- _EXERCISE BRIEF_
Repeat every line below exactly as it reads.

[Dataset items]
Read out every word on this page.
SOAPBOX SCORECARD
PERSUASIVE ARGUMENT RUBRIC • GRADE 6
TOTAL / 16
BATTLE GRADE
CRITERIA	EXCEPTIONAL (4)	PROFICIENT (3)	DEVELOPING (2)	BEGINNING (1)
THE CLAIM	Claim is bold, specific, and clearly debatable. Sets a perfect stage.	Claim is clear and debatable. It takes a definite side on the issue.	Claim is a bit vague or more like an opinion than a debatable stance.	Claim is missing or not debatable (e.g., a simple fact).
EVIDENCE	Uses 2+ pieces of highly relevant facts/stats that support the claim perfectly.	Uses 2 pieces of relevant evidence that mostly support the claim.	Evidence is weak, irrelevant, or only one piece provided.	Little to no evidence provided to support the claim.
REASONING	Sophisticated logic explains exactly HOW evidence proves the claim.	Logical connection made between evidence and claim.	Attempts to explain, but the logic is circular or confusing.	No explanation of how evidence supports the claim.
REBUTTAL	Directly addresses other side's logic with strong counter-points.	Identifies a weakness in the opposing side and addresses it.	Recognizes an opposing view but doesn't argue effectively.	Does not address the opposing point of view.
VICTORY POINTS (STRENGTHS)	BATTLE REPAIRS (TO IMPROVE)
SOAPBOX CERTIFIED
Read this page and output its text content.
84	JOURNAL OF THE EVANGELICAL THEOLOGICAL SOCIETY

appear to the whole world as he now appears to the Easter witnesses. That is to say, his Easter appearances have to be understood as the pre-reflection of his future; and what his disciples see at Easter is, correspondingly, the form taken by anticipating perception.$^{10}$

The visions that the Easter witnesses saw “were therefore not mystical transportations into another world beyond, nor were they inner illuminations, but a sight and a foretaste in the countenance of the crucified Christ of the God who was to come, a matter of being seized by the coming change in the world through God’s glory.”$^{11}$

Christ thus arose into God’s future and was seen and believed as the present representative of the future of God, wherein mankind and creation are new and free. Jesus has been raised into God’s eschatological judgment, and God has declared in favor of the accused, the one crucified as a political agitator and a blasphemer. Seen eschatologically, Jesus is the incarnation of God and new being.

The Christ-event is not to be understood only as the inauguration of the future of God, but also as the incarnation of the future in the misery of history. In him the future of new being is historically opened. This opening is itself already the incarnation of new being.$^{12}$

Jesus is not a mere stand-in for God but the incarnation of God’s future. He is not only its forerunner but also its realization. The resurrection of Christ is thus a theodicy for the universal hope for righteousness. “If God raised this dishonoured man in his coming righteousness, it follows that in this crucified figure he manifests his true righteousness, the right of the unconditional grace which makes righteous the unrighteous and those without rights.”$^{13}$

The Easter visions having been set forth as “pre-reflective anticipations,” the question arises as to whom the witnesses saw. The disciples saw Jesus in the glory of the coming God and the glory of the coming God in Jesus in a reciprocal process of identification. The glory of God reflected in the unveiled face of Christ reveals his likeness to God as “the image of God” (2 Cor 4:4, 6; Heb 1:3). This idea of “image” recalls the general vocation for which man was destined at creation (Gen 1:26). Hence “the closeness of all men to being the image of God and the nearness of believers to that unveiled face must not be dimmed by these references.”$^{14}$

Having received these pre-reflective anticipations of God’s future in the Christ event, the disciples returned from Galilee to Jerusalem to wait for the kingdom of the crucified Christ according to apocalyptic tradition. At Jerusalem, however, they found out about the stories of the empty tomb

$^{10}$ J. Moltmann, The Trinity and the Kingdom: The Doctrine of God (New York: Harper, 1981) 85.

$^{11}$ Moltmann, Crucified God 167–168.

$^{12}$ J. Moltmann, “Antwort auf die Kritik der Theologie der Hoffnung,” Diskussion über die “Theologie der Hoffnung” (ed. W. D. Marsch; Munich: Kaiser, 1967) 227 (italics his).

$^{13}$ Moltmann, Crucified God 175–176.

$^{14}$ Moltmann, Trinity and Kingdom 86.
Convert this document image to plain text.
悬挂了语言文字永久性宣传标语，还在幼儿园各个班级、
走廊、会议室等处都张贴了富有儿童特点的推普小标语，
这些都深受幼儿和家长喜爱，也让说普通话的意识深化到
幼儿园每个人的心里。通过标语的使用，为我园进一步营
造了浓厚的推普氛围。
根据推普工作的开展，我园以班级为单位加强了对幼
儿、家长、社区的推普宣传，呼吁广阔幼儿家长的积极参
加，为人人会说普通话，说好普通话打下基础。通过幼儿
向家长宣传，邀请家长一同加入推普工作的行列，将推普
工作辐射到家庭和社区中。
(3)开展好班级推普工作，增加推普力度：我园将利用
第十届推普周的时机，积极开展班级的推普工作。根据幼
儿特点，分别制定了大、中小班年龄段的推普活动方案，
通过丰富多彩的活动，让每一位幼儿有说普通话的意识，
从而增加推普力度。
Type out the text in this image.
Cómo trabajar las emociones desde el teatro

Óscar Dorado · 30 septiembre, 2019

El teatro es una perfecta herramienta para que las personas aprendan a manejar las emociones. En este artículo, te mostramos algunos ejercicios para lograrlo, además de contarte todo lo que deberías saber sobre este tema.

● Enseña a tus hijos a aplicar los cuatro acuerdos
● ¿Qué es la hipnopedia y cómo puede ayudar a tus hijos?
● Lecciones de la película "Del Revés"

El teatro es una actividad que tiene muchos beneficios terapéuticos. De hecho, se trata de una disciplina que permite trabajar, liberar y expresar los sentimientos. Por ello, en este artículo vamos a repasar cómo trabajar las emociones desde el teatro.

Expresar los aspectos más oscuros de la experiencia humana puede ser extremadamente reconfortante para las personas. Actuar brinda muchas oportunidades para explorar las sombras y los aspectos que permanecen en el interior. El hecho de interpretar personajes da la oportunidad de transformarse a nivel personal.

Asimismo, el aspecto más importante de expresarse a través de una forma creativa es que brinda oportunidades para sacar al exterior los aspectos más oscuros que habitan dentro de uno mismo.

- _RESPONSE BELOW_
Read out every word on this page.
SOAPBOX SCORECARD
PERSUASIVE ARGUMENT RUBRIC • GRADE 6
TOTAL / 16
BATTLE GRADE
CRITERIA	EXCEPTIONAL (4)	PROFICIENT (3)	DEVELOPING (2)	BEGINNING (1)
THE CLAIM	Claim is bold, specific, and clearly debatable. Sets a perfect stage.	Claim is clear and debatable. It takes a definite side on the issue.	Claim is a bit vague or more like an opinion than a debatable stance.	Claim is missing or not debatable (e.g., a simple fact).
EVIDENCE	Uses 2+ pieces of highly relevant facts/stats that support the claim perfectly.	Uses 2 pieces of relevant evidence that mostly support the claim.	Evidence is weak, irrelevant, or only one piece provided.	Little to no evidence provided to support the claim.
REASONING	Sophisticated logic explains exactly HOW evidence proves the claim.	Logical connection made between evidence and claim.	Attempts to explain, but the logic is circular or confusing.	No explanation of how evidence supports the claim.
REBUTTAL	Directly addresses other side's logic with strong counter-points.	Identifies a weakness in the opposing side and addresses it.	Recognizes an opposing view but doesn't argue effectively.	Does not address the opposing point of view.
VICTORY POINTS (STRENGTHS)	BATTLE REPAIRS (TO IMPROVE)
SOAPBOX CERTIFIED
Read this page and output its text content.
84	JOURNAL OF THE EVANGELICAL THEOLOGICAL SOCIETY

appear to the whole world as he now appears to the Easter witnesses. That is to say, his Easter appearances have to be understood as the pre-reflection of his future; and what his disciples see at Easter is, correspondingly, the form taken by anticipating perception.$^{10}$

The visions that the Easter witnesses saw “were therefore not mystical transportations into another world beyond, nor were they inner illuminations, but a sight and a foretaste in the countenance of the crucified Christ of the God who was to come, a matter of being seized by the coming change in the world through God’s glory.”$^{11}$

Christ thus arose into God’s future and was seen and believed as the present representative of the future of God, wherein mankind and creation are new and free. Jesus has been raised into God’s eschatological judgment, and God has declared in favor of the accused, the one crucified as a political agitator and a blasphemer. Seen eschatologically, Jesus is the incarnation of God and new being.

The Christ-event is not to be understood only as the inauguration of the future of God, but also as the incarnation of the future in the misery of history. In him the future of new being is historically opened. This opening is itself already the incarnation of new being.$^{12}$

Jesus is not a mere stand-in for God but the incarnation of God’s future. He is not only its forerunner but also its realization. The resurrection of Christ is thus a theodicy for the universal hope for righteousness. “If God raised this dishonoured man in his coming righteousness, it follows that in this crucified figure he manifests his true righteousness, the right of the unconditional grace which makes righteous the unrighteous and those without rights.”$^{13}$

The Easter visions having been set forth as “pre-reflective anticipations,” the question arises as to whom the witnesses saw. The disciples saw Jesus in the glory of the coming God and the glory of the coming God in Jesus in a reciprocal process of identification. The glory of God reflected in the unveiled face of Christ reveals his likeness to God as “the image of God” (2 Cor 4:4, 6; Heb 1:3). This idea of “image” recalls the general vocation for which man was destined at creation (Gen 1:26). Hence “the closeness of all men to being the image of God and the nearness of believers to that unveiled face must not be dimmed by these references.”$^{14}$

Having received these pre-reflective anticipations of God’s future in the Christ event, the disciples returned from Galilee to Jerusalem to wait for the kingdom of the crucified Christ according to apocalyptic tradition. At Jerusalem, however, they found out about the stories of the empty tomb

$^{10}$ J. Moltmann, The Trinity and the Kingdom: The Doctrine of God (New York: Harper, 1981) 85.

$^{11}$ Moltmann, Crucified God 167–168.

$^{12}$ J. Moltmann, “Antwort auf die Kritik der Theologie der Hoffnung,” Diskussion über die “Theologie der Hoffnung” (ed. W. D. Marsch; Munich: Kaiser, 1967) 227 (italics his).

$^{13}$ Moltmann, Crucified God 175–176.

$^{14}$ Moltmann, Trinity and Kingdom 86.
Convert this document image to plain text.
悬挂了语言文字永久性宣传标语，还在幼儿园各个班级、
走廊、会议室等处都张贴了富有儿童特点的推普小标语，
这些都深受幼儿和家长喜爱，也让说普通话的意识深化到
幼儿园每个人的心里。通过标语的使用，为我园进一步营
造了浓厚的推普氛围。
根据推普工作的开展，我园以班级为单位加强了对幼
儿、家长、社区的推普宣传，呼吁广阔幼儿家长的积极参
加，为人人会说普通话，说好普通话打下基础。通过幼儿
向家长宣传，邀请家长一同加入推普工作的行列，将推普
工作辐射到家庭和社区中。
(3)开展好班级推普工作，增加推普力度：我园将利用
第十届推普周的时机，积极开展班级的推普工作。根据幼
儿特点，分别制定了大、中小班年龄段的推普活动方案，
通过丰富多彩的活动，让每一位幼儿有说普通话的意识，
从而增加推普力度。
Type out the text in this image.
Cómo trabajar las emociones desde el teatro

Óscar Dorado · 30 septiembre, 2019

El teatro es una perfecta herramienta para que las personas aprendan a manejar las emociones. En este artículo, te mostramos algunos ejercicios para lograrlo, además de contarte todo lo que deberías saber sobre este tema.

● Enseña a tus hijos a aplicar los cuatro acuerdos
● ¿Qué es la hipnopedia y cómo puede ayudar a tus hijos?
● Lecciones de la película "Del Revés"

El teatro es una actividad que tiene muchos beneficios terapéuticos. De hecho, se trata de una disciplina que permite trabajar, liberar y expresar los sentimientos. Por ello, en este artículo vamos a repasar cómo trabajar las emociones desde el teatro.

Expresar los aspectos más oscuros de la experiencia humana puede ser extremadamente reconfortante para las personas. Actuar brinda muchas oportunidades para explorar las sombras y los aspectos que permanecen en el interior. El hecho de interpretar personajes da la oportunidad de transformarse a nivel personal.

Asimismo, el aspecto más importante de expresarse a través de una forma creativa es que brinda oportunidades para sacar al exterior los aspectos más oscuros que habitan dentro de uno mismo.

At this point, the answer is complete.